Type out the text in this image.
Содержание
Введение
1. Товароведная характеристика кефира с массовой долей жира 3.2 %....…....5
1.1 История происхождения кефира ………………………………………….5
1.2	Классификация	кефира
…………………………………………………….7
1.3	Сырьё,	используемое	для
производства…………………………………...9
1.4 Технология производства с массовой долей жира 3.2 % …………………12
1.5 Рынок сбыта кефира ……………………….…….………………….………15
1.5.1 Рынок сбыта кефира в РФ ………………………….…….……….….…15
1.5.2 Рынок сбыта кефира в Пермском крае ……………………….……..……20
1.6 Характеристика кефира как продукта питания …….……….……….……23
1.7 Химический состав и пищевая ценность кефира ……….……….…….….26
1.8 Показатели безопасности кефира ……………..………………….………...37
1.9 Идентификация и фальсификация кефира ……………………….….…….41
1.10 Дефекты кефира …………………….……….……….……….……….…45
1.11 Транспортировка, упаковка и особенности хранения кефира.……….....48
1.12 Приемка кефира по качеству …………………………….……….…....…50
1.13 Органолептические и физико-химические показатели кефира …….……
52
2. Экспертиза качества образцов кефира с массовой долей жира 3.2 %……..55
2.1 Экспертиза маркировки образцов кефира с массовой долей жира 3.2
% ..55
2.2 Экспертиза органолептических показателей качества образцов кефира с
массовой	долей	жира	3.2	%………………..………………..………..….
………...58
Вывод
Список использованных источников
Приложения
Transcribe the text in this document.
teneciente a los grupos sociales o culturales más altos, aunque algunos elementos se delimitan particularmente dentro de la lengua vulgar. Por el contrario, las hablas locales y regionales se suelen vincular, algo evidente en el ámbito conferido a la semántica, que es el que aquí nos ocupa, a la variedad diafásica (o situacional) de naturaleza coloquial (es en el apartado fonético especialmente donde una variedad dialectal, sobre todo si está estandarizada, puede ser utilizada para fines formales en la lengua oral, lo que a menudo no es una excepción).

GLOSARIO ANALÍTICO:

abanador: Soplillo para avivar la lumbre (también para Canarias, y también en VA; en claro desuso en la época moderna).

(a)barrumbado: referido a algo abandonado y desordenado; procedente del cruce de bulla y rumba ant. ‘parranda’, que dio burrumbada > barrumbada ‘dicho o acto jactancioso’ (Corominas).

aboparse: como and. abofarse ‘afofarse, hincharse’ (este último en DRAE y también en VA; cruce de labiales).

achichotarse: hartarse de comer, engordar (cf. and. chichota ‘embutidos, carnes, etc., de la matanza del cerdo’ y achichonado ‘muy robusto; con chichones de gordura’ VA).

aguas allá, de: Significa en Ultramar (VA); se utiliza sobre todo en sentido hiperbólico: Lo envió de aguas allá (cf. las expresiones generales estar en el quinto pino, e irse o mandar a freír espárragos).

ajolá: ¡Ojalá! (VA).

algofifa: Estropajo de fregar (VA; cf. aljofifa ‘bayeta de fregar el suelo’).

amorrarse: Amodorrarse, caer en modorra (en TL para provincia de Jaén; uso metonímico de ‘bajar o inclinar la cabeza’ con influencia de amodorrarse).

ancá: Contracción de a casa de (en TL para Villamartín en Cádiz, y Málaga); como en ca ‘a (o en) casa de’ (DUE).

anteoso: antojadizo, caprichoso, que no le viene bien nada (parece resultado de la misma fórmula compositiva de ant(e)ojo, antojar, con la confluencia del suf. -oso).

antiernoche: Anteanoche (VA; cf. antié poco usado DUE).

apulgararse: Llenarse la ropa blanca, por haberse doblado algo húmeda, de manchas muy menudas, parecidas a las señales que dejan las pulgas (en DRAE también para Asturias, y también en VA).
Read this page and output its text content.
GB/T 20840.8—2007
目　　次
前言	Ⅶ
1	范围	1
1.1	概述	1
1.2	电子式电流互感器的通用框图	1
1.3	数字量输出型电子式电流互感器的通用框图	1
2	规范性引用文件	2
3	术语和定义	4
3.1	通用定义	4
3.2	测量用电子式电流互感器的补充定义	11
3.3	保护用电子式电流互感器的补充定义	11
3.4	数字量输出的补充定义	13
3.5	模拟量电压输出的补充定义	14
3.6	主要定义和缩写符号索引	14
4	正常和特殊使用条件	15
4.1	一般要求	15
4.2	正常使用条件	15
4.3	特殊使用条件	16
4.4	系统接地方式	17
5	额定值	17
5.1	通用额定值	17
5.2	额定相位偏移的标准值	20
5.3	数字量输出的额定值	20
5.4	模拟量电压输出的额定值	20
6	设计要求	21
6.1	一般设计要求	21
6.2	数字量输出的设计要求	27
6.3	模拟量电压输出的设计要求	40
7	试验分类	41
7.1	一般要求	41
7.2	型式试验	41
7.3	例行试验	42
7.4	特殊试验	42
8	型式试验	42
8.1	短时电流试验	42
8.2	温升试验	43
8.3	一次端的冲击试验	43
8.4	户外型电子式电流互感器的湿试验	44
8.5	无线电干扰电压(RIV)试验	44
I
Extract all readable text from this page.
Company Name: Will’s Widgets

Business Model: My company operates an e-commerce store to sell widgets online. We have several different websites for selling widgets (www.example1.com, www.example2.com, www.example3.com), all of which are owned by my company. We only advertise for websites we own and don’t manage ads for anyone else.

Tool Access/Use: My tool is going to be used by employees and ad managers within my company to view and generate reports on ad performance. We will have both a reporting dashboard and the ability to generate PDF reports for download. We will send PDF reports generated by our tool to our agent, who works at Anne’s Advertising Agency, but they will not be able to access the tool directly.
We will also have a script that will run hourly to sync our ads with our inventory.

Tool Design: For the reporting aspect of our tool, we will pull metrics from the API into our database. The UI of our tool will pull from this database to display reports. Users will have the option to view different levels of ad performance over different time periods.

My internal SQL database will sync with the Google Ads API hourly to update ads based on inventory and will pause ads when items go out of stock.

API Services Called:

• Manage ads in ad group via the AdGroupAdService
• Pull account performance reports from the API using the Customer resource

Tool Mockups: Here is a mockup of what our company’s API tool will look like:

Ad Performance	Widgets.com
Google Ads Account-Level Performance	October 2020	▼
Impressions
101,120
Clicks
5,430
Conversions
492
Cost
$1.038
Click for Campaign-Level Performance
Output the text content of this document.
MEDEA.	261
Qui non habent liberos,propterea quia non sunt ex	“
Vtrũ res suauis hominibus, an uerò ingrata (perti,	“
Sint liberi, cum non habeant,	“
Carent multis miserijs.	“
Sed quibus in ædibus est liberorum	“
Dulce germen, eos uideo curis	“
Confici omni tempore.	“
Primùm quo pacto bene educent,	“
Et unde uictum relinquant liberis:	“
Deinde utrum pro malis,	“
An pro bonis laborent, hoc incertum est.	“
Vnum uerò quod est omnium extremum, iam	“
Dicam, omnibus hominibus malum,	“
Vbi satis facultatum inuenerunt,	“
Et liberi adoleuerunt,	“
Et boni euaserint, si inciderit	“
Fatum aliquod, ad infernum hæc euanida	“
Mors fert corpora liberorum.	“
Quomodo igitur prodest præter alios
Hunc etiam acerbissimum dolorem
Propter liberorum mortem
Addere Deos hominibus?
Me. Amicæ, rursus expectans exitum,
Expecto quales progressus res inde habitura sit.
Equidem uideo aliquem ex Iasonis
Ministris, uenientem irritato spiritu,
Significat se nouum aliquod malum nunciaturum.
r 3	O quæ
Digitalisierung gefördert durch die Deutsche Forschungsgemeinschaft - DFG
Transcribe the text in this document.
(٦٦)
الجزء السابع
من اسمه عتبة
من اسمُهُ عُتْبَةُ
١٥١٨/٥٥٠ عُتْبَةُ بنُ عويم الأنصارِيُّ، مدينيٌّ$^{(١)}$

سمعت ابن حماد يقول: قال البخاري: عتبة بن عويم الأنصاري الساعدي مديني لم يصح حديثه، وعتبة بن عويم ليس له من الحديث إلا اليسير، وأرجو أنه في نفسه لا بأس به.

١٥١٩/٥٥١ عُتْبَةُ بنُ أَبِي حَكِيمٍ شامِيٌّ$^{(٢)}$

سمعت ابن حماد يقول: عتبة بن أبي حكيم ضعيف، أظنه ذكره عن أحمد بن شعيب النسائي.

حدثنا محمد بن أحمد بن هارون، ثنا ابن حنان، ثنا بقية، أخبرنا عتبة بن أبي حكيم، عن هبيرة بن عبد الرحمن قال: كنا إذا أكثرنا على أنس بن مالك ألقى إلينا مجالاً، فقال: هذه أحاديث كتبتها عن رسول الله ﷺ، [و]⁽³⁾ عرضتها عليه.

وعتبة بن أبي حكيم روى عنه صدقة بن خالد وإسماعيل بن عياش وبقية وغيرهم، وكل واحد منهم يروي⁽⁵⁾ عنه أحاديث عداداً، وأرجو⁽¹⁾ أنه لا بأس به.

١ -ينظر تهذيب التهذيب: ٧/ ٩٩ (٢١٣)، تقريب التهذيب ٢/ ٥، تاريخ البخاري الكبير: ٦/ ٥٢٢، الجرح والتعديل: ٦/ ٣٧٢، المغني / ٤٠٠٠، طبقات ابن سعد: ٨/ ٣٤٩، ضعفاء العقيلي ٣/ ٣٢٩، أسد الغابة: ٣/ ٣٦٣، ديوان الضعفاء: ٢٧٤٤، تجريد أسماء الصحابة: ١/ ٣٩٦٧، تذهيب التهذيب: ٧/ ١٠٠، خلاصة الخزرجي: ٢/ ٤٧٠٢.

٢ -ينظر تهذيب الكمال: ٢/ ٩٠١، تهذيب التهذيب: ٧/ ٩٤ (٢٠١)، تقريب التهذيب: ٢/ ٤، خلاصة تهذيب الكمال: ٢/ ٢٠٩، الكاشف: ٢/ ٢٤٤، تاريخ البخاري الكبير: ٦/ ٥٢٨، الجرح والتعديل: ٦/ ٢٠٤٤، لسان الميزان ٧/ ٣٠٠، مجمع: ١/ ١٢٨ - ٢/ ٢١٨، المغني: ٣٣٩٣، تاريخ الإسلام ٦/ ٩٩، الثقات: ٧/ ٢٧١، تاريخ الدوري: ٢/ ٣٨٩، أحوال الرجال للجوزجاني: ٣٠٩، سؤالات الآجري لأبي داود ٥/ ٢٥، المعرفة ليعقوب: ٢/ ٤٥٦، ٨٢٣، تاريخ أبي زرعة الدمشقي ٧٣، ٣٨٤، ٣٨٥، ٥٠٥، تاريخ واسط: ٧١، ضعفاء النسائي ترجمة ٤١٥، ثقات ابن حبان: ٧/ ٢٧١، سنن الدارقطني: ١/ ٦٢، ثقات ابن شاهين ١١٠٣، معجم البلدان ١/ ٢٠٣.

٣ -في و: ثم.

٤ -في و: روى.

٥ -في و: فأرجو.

**What needs to be done**:
List all lines from the entries that include the word "وعتبة".

**Problem solution**:
سمعت ابن حماد يقول: قال البخاري: عتبة بن عويم الأنصاري الساعدي مديني لم يصح حديثه، وعتبة بن عويم ليس له من الحديث إلا اليسير، وأرجو أنه في نفسه لا بأس به.
وعتبة بن أبي حكيم روى عنه صدقة بن خالد وإسماعيل بن عياش وبقية وغيرهم، وكل واحد منهم يروي⁽⁵⁾ عنه أحاديث عداداً، وأرجو⁽¹⁾ أنه لا بأس به.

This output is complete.